- [EXERCISE]:
Give the number of lines holding the string "detail" and nothing more.

— BEGIN SUPPLIED MATERIAL —

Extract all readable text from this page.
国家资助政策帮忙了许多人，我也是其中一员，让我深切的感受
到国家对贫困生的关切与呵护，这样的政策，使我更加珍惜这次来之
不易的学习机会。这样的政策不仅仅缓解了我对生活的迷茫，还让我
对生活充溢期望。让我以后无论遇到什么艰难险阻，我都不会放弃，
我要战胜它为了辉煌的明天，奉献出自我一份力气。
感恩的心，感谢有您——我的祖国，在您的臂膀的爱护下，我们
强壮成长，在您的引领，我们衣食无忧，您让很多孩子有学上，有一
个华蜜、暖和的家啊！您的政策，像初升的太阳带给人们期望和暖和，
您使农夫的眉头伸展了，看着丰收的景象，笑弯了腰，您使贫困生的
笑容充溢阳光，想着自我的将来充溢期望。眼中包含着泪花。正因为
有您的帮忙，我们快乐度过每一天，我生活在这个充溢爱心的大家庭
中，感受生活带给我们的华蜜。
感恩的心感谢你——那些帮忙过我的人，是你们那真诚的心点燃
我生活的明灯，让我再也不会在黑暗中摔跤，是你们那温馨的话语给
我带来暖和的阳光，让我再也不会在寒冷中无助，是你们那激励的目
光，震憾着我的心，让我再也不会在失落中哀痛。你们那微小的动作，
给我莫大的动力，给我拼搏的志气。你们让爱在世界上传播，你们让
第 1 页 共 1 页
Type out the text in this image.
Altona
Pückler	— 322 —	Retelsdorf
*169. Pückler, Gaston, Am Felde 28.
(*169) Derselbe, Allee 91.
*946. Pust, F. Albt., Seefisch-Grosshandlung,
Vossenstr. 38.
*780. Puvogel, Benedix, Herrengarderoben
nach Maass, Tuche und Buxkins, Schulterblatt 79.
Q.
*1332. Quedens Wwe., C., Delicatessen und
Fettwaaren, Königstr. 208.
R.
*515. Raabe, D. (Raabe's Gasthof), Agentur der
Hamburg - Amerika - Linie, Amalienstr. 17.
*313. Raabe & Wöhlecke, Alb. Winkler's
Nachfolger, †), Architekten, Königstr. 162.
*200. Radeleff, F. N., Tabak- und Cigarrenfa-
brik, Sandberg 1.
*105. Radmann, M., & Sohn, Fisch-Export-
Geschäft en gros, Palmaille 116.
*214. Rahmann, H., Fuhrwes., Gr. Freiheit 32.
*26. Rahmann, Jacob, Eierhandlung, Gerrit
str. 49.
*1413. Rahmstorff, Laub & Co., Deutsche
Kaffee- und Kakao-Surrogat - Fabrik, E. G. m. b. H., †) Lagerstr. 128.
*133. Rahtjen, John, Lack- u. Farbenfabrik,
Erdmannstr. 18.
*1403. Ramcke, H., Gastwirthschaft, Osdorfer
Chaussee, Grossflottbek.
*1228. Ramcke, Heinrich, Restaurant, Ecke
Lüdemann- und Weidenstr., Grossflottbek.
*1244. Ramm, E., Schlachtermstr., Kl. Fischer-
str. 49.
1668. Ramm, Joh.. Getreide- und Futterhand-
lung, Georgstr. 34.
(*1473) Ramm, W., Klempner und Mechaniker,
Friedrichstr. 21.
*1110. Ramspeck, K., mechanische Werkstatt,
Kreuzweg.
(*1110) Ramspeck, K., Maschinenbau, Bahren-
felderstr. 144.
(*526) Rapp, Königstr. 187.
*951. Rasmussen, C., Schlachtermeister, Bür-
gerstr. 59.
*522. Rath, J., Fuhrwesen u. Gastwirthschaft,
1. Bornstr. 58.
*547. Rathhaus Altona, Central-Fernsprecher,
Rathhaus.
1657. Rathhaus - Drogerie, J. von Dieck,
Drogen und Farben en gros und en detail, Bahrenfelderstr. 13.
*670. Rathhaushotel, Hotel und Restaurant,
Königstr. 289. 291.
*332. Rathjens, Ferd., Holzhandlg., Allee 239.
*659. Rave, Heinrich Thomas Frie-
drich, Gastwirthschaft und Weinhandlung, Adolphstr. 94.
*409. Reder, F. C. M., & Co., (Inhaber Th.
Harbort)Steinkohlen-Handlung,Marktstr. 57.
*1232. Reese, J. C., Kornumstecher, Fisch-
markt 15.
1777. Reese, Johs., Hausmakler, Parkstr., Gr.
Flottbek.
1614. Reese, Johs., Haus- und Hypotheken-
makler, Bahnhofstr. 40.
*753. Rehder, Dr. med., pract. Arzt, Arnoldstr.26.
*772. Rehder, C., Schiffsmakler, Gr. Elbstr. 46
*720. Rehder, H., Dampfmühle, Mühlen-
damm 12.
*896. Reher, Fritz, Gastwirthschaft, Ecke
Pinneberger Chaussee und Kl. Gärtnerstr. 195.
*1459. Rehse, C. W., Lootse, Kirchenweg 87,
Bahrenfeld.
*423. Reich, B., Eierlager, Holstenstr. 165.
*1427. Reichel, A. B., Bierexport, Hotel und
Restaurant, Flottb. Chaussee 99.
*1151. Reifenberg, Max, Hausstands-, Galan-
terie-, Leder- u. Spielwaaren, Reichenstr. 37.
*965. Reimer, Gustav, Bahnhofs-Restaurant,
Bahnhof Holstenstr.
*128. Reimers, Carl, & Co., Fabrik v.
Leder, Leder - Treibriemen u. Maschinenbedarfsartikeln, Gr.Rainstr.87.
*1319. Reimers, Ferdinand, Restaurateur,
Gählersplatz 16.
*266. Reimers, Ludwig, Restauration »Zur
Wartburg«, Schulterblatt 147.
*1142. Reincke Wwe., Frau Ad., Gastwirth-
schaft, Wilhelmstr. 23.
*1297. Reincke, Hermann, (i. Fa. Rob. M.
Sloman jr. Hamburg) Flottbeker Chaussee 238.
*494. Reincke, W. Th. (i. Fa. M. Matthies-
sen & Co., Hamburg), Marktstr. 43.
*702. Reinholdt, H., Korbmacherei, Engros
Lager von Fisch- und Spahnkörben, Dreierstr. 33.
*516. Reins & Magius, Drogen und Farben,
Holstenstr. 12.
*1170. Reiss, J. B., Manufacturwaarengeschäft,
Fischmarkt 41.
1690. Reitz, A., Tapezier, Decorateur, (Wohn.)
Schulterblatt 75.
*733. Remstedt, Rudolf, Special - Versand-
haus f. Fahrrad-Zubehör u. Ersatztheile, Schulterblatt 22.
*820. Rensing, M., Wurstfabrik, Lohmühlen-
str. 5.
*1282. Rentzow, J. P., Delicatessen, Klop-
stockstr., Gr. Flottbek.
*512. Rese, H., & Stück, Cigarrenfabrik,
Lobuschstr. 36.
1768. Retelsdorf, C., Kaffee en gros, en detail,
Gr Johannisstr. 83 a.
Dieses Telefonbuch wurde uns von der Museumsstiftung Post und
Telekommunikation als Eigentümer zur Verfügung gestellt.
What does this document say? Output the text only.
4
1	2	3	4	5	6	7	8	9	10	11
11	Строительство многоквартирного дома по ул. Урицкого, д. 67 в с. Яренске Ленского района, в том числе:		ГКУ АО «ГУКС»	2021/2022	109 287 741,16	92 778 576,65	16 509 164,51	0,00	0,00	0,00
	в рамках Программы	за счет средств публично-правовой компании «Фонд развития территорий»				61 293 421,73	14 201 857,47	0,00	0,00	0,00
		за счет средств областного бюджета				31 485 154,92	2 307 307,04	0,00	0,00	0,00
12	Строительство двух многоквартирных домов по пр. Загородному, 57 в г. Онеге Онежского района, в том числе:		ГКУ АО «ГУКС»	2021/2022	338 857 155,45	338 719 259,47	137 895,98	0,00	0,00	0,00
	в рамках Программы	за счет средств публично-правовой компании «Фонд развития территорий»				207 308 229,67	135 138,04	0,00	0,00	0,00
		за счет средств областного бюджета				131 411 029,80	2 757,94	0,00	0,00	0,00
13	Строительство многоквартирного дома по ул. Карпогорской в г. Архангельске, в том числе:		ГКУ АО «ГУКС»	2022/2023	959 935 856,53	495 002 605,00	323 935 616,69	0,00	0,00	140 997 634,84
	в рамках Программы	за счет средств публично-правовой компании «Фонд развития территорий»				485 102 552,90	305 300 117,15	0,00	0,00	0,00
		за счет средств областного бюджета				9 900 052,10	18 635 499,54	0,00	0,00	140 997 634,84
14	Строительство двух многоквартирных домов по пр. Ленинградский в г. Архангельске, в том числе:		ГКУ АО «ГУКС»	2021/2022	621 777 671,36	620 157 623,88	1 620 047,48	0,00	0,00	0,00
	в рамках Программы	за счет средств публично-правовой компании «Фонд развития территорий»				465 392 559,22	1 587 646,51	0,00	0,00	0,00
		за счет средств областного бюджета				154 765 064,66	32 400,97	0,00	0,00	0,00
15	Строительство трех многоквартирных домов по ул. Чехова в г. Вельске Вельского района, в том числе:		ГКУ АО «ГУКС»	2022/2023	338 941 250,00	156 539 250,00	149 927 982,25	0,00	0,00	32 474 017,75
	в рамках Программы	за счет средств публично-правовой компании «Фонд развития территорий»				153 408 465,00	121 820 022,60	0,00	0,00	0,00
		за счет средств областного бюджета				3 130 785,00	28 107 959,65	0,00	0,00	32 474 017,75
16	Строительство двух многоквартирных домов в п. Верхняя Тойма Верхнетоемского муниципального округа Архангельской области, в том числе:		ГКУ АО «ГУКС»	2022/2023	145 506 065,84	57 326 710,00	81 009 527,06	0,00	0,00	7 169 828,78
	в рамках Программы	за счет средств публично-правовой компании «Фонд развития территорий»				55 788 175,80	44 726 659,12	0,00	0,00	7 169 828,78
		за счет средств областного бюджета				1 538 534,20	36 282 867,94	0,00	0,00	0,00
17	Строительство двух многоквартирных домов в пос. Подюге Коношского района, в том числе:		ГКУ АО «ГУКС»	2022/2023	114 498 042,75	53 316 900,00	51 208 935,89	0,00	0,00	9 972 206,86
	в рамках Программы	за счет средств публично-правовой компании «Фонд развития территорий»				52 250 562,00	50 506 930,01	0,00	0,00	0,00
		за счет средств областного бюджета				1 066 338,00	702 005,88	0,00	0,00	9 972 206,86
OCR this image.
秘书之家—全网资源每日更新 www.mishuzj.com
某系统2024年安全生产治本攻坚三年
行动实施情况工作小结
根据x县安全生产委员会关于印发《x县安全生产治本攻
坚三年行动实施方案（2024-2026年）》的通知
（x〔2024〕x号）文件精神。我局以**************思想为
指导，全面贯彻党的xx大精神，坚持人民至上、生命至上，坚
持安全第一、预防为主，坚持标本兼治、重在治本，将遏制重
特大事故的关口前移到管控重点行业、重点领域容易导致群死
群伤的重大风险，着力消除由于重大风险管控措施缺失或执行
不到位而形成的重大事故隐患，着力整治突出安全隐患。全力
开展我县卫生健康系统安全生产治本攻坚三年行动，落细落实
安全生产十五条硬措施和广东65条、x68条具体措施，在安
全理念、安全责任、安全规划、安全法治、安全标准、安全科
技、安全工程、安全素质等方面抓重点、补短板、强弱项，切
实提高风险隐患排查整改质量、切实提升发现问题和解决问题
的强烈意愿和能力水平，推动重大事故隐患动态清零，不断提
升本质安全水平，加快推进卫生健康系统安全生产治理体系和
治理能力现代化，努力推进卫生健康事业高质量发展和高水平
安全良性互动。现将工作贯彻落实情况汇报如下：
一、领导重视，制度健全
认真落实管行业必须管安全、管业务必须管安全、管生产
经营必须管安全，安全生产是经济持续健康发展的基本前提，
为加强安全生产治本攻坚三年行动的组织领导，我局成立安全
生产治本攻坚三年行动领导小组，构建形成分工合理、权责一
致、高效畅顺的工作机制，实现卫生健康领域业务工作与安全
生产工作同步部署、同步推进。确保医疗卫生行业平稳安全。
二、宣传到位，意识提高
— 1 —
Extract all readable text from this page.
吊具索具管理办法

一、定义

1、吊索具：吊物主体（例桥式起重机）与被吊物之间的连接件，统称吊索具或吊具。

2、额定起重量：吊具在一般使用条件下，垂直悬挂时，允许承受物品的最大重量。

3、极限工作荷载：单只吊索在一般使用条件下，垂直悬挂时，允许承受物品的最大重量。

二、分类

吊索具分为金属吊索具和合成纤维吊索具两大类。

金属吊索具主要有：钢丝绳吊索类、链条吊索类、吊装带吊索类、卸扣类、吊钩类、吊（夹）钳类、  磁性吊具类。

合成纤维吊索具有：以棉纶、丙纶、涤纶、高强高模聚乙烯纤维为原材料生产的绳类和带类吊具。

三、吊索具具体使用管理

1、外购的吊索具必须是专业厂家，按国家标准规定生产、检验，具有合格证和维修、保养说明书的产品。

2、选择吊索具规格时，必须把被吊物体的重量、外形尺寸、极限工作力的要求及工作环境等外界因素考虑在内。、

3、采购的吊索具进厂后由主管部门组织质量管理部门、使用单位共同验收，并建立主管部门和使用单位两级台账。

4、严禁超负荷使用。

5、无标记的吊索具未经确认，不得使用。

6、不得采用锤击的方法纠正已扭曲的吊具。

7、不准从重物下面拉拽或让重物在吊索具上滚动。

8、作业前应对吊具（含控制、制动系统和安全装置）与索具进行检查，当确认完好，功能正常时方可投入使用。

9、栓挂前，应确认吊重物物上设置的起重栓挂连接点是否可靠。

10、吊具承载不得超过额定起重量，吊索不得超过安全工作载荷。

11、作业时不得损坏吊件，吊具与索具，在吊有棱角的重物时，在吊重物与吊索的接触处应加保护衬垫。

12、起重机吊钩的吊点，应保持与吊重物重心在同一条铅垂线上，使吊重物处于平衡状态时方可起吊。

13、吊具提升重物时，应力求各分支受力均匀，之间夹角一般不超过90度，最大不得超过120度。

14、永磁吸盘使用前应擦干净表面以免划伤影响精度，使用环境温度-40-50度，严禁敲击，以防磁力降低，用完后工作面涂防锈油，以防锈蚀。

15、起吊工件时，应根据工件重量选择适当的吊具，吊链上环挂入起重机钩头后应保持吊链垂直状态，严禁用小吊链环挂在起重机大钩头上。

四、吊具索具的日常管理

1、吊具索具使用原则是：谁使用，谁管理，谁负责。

— END SUPPLIED MATERIAL —

- [REPLY]:
2